Problem to work on
Repeat the material verbatim and drop the pictures.

Given information
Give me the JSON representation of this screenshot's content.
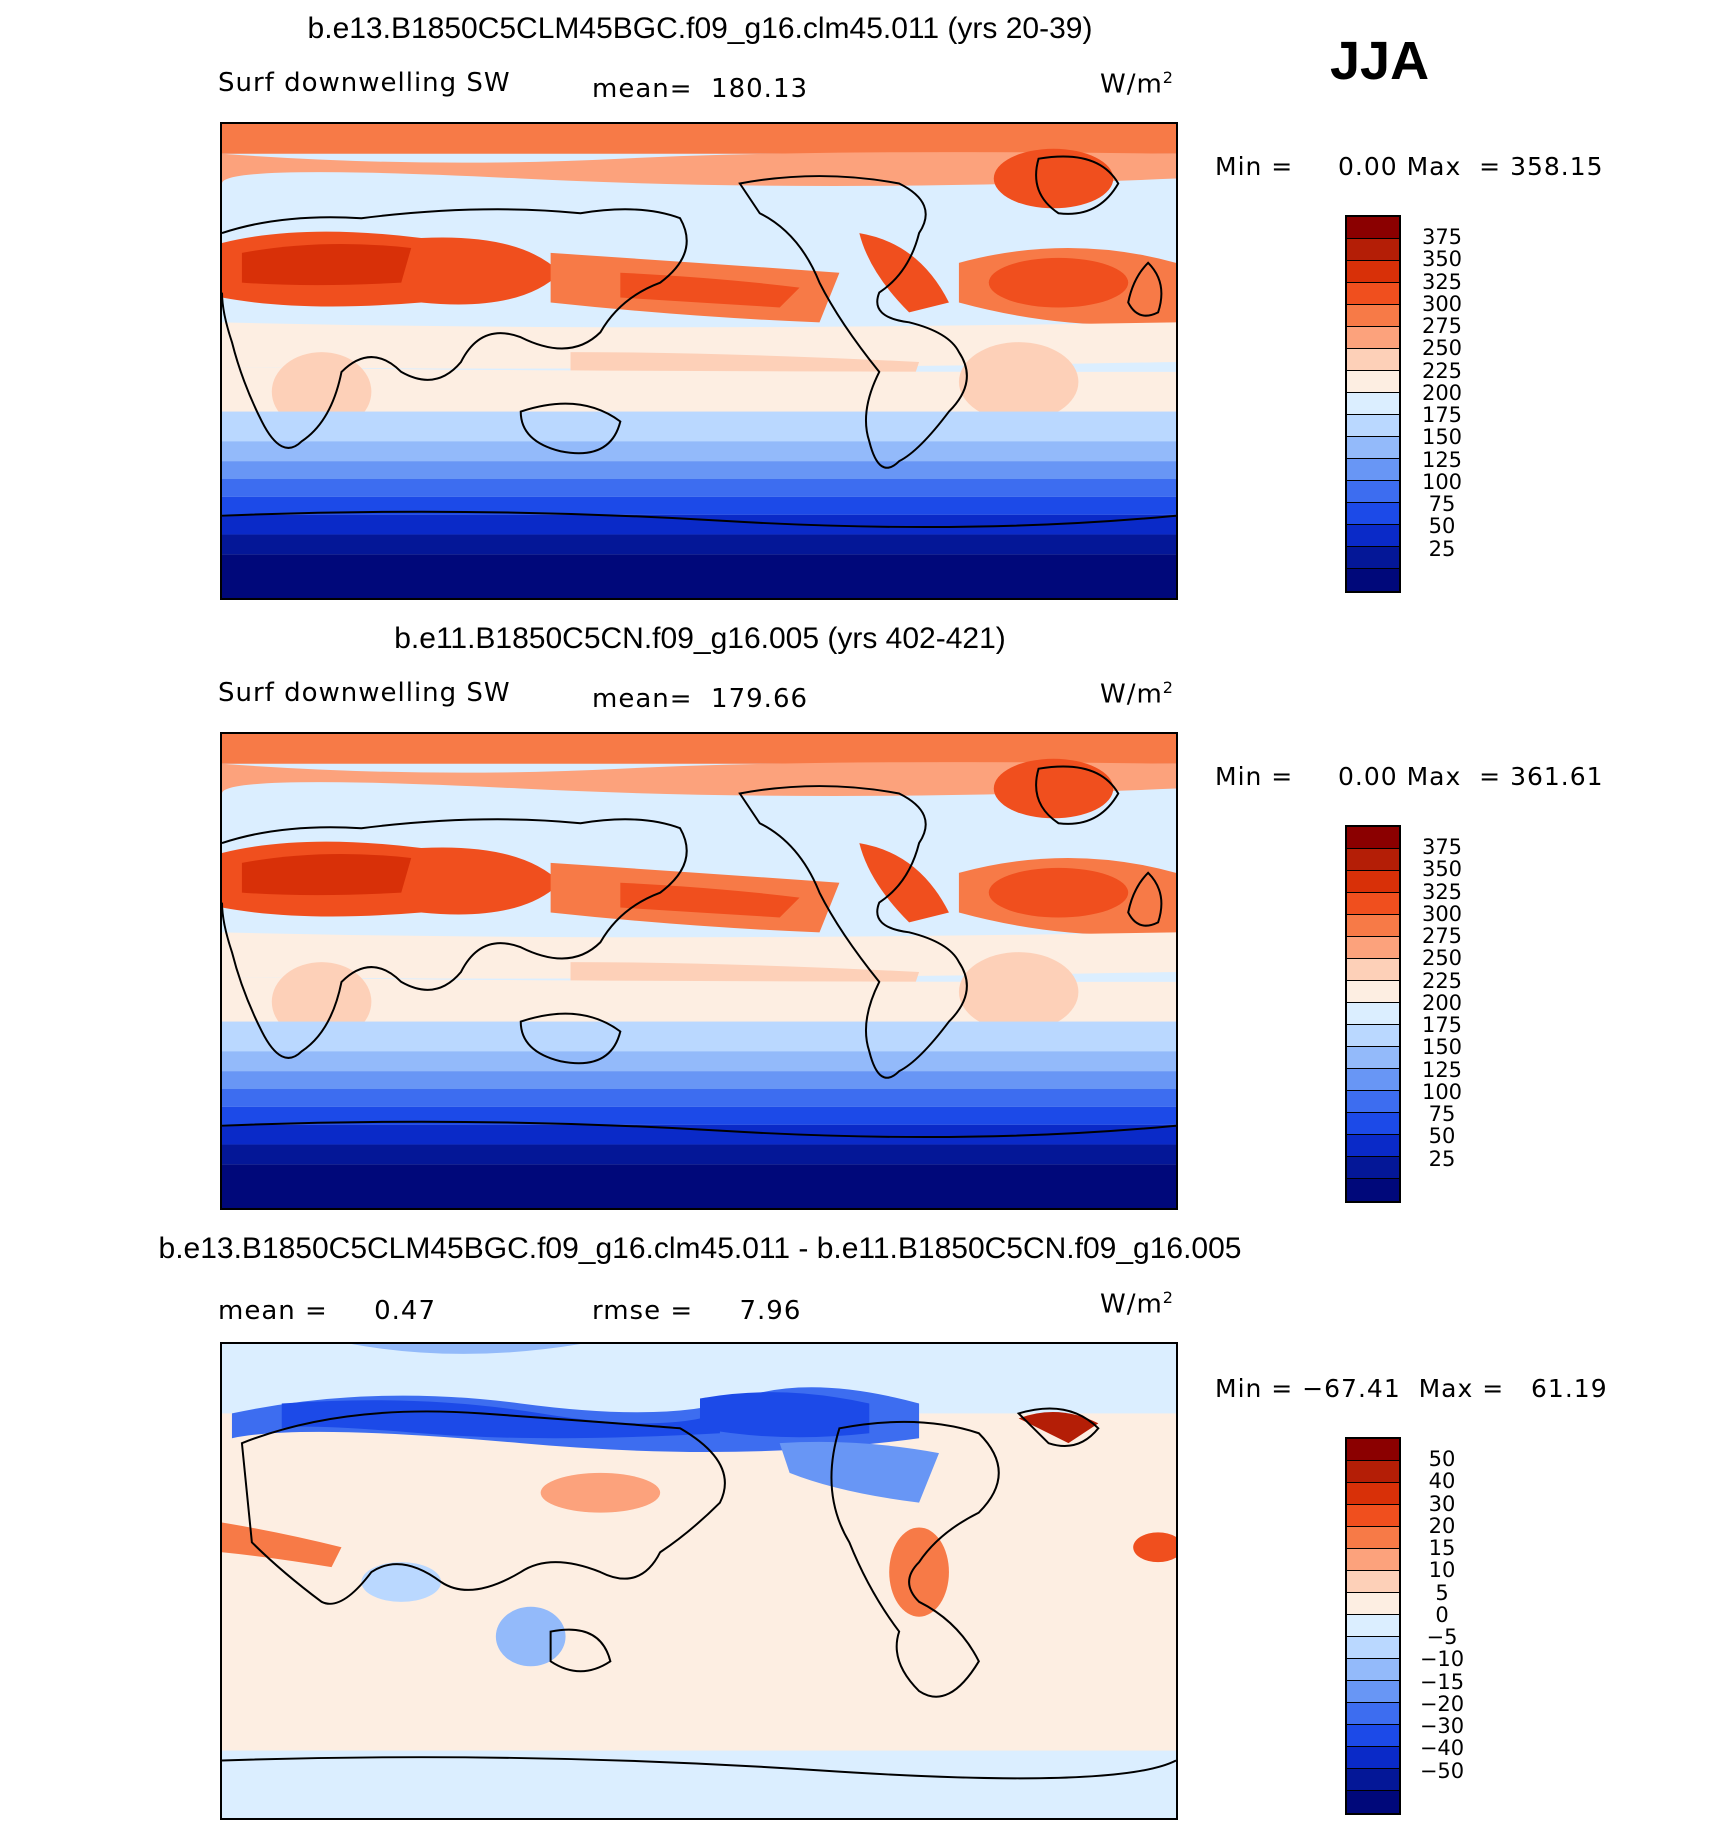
{
  "season": "JJA",
  "panels": [
    {
      "title": "b.e13.B1850C5CLM45BGC.f09_g16.clm45.011 (yrs 20-39)",
      "variable": "Surf downwelling SW",
      "stat": "mean=  180.13",
      "units": "W/m",
      "units_exp": "2",
      "minmax": "Min =     0.00 Max  = 358.15",
      "colorbar": {
        "colors": [
          "#8b0000",
          "#b41e06",
          "#d83008",
          "#f04f1e",
          "#f77a47",
          "#fca27c",
          "#fdd0b8",
          "#fdeee2",
          "#dbeeff",
          "#bad8ff",
          "#93bafa",
          "#6896f5",
          "#3d6df0",
          "#1c4ae8",
          "#0a2ac8",
          "#041797",
          "#00087a"
        ],
        "ticks": [
          "375",
          "350",
          "325",
          "300",
          "275",
          "250",
          "225",
          "200",
          "175",
          "150",
          "125",
          "100",
          "75",
          "50",
          "25"
        ]
      }
    },
    {
      "title": "b.e11.B1850C5CN.f09_g16.005 (yrs 402-421)",
      "variable": "Surf downwelling SW",
      "stat": "mean=  179.66",
      "units": "W/m",
      "units_exp": "2",
      "minmax": "Min =     0.00 Max  = 361.61",
      "colorbar": {
        "colors": [
          "#8b0000",
          "#b41e06",
          "#d83008",
          "#f04f1e",
          "#f77a47",
          "#fca27c",
          "#fdd0b8",
          "#fdeee2",
          "#dbeeff",
          "#bad8ff",
          "#93bafa",
          "#6896f5",
          "#3d6df0",
          "#1c4ae8",
          "#0a2ac8",
          "#041797",
          "#00087a"
        ],
        "ticks": [
          "375",
          "350",
          "325",
          "300",
          "275",
          "250",
          "225",
          "200",
          "175",
          "150",
          "125",
          "100",
          "75",
          "50",
          "25"
        ]
      }
    },
    {
      "title": "b.e13.B1850C5CLM45BGC.f09_g16.clm45.011 - b.e11.B1850C5CN.f09_g16.005",
      "mean": "mean =     0.47",
      "rmse": "rmse =     7.96",
      "units": "W/m",
      "units_exp": "2",
      "minmax": "Min = −67.41  Max =   61.19",
      "colorbar": {
        "colors": [
          "#8b0000",
          "#b41e06",
          "#d83008",
          "#f04f1e",
          "#f77a47",
          "#fca27c",
          "#fdd0b8",
          "#fdeee2",
          "#dbeeff",
          "#bad8ff",
          "#93bafa",
          "#6896f5",
          "#3d6df0",
          "#1c4ae8",
          "#0a2ac8",
          "#041797",
          "#00087a"
        ],
        "ticks": [
          "50",
          "40",
          "30",
          "20",
          "15",
          "10",
          "5",
          "0",
          "−5",
          "−10",
          "−15",
          "−20",
          "−30",
          "−40",
          "−50"
        ]
      }
    }
  ]
}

Solution
Give me the JSON representation of this screenshot's content.
{
  "season": "JJA",
  "panels": [
    {
      "title": "b.e13.B1850C5CLM45BGC.f09_g16.clm45.011 (yrs 20-39)",
      "variable": "Surf downwelling SW",
      "stat": "mean=  180.13",
      "units": "W/m",
      "units_exp": "2",
      "minmax": "Min =     0.00 Max  = 358.15",
      "colorbar": {
        "colors": [
          "#8b0000",
          "#b41e06",
          "#d83008",
          "#f04f1e",
          "#f77a47",
          "#fca27c",
          "#fdd0b8",
          "#fdeee2",
          "#dbeeff",
          "#bad8ff",
          "#93bafa",
          "#6896f5",
          "#3d6df0",
          "#1c4ae8",
          "#0a2ac8",
          "#041797",
          "#00087a"
        ],
        "ticks": [
          "375",
          "350",
          "325",
          "300",
          "275",
          "250",
          "225",
          "200",
          "175",
          "150",
          "125",
          "100",
          "75",
          "50",
          "25"
        ]
      }
    },
    {
      "title": "b.e11.B1850C5CN.f09_g16.005 (yrs 402-421)",
      "variable": "Surf downwelling SW",
      "stat": "mean=  179.66",
      "units": "W/m",
      "units_exp": "2",
      "minmax": "Min =     0.00 Max  = 361.61",
      "colorbar": {
        "colors": [
          "#8b0000",
          "#b41e06",
          "#d83008",
          "#f04f1e",
          "#f77a47",
          "#fca27c",
          "#fdd0b8",
          "#fdeee2",
          "#dbeeff",
          "#bad8ff",
          "#93bafa",
          "#6896f5",
          "#3d6df0",
          "#1c4ae8",
          "#0a2ac8",
          "#041797",
          "#00087a"
        ],
        "ticks": [
          "375",
          "350",
          "325",
          "300",
          "275",
          "250",
          "225",
          "200",
          "175",
          "150",
          "125",
          "100",
          "75",
          "50",
          "25"
        ]
      }
    },
    {
      "title": "b.e13.B1850C5CLM45BGC.f09_g16.clm45.011 - b.e11.B1850C5CN.f09_g16.005",
      "mean": "mean =     0.47",
      "rmse": "rmse =     7.96",
      "units": "W/m",
      "units_exp": "2",
      "minmax": "Min = −67.41  Max =   61.19",
      "colorbar": {
        "colors": [
          "#8b0000",
          "#b41e06",
          "#d83008",
          "#f04f1e",
          "#f77a47",
          "#fca27c",
          "#fdd0b8",
          "#fdeee2",
          "#dbeeff",
          "#bad8ff",
          "#93bafa",
          "#6896f5",
          "#3d6df0",
          "#1c4ae8",
          "#0a2ac8",
          "#041797",
          "#00087a"
        ],
        "ticks": [
          "50",
          "40",
          "30",
          "20",
          "15",
          "10",
          "5",
          "0",
          "−5",
          "−10",
          "−15",
          "−20",
          "−30",
          "−40",
          "−50"
        ]
      }
    }
  ]
}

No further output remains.